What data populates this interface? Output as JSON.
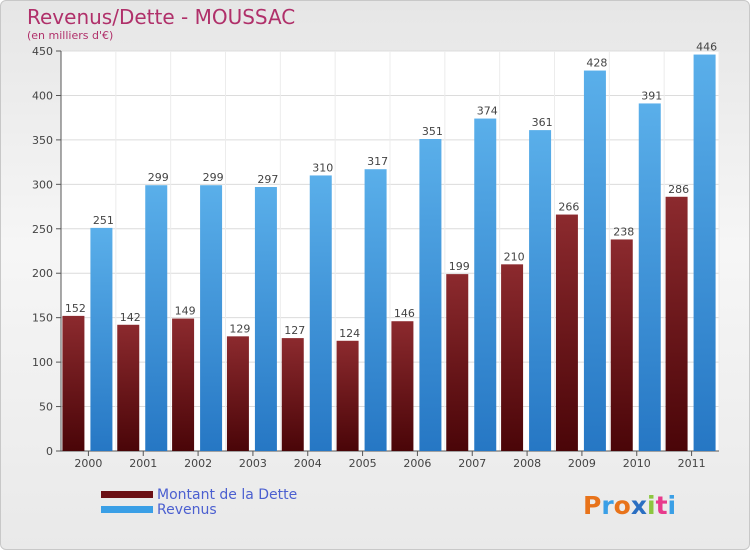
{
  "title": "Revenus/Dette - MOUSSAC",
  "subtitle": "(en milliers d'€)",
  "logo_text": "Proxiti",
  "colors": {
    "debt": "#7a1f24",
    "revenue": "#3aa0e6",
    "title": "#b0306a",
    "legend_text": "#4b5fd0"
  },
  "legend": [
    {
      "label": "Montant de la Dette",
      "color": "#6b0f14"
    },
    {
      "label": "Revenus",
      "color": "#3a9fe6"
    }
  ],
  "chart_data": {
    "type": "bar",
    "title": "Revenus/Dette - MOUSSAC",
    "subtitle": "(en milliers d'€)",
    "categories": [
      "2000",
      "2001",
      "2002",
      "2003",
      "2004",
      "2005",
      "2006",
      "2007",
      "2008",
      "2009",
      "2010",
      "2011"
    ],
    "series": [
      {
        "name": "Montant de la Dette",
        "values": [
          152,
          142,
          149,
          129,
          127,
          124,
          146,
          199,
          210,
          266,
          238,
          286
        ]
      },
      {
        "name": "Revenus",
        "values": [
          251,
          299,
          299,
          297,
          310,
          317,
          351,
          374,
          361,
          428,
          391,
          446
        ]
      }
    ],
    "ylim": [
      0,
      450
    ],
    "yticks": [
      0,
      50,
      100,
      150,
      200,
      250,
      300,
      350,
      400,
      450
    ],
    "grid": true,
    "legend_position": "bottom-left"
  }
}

* * *

### What you will do
Give every line above again exactly, with no pictures.

### Full answer
What data populates this interface? Output as JSON.
{
  "title": "Revenus/Dette - MOUSSAC",
  "subtitle": "(en milliers d'€)",
  "logo_text": "Proxiti",
  "colors": {
    "debt": "#7a1f24",
    "revenue": "#3aa0e6",
    "title": "#b0306a",
    "legend_text": "#4b5fd0"
  },
  "legend": [
    {
      "label": "Montant de la Dette",
      "color": "#6b0f14"
    },
    {
      "label": "Revenus",
      "color": "#3a9fe6"
    }
  ],
  "chart_data": {
    "type": "bar",
    "title": "Revenus/Dette - MOUSSAC",
    "subtitle": "(en milliers d'€)",
    "categories": [
      "2000",
      "2001",
      "2002",
      "2003",
      "2004",
      "2005",
      "2006",
      "2007",
      "2008",
      "2009",
      "2010",
      "2011"
    ],
    "series": [
      {
        "name": "Montant de la Dette",
        "values": [
          152,
          142,
          149,
          129,
          127,
          124,
          146,
          199,
          210,
          266,
          238,
          286
        ]
      },
      {
        "name": "Revenus",
        "values": [
          251,
          299,
          299,
          297,
          310,
          317,
          351,
          374,
          361,
          428,
          391,
          446
        ]
      }
    ],
    "ylim": [
      0,
      450
    ],
    "yticks": [
      0,
      50,
      100,
      150,
      200,
      250,
      300,
      350,
      400,
      450
    ],
    "grid": true,
    "legend_position": "bottom-left"
  }
}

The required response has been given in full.